Your task is to filter the data below down to the lines holding "months".

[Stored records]
____
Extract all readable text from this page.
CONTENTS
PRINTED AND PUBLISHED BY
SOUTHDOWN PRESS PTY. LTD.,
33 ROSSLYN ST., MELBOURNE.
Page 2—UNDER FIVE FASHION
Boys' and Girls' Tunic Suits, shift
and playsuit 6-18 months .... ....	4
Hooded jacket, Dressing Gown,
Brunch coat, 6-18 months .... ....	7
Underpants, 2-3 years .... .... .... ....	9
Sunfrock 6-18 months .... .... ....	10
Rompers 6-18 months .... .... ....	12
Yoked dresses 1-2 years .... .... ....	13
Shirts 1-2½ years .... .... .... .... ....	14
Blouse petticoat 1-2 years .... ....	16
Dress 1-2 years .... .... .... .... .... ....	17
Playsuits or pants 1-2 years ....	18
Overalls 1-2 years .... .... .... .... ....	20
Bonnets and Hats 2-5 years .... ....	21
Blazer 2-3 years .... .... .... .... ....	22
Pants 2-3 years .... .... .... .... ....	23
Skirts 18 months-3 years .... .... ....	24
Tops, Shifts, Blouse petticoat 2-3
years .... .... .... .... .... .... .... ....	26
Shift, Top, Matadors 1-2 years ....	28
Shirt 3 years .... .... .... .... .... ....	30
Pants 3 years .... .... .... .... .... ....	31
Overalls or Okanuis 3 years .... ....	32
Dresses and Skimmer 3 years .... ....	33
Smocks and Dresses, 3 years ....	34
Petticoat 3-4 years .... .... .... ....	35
____
◆ FULL SOLUTION ◆
and playsuit 6-18 months .... ....	4
Brunch coat, 6-18 months .... ....	7
Sunfrock 6-18 months .... .... ....	10
Rompers 6-18 months .... .... ....	12
Skirts 18 months-3 years .... .... ....	24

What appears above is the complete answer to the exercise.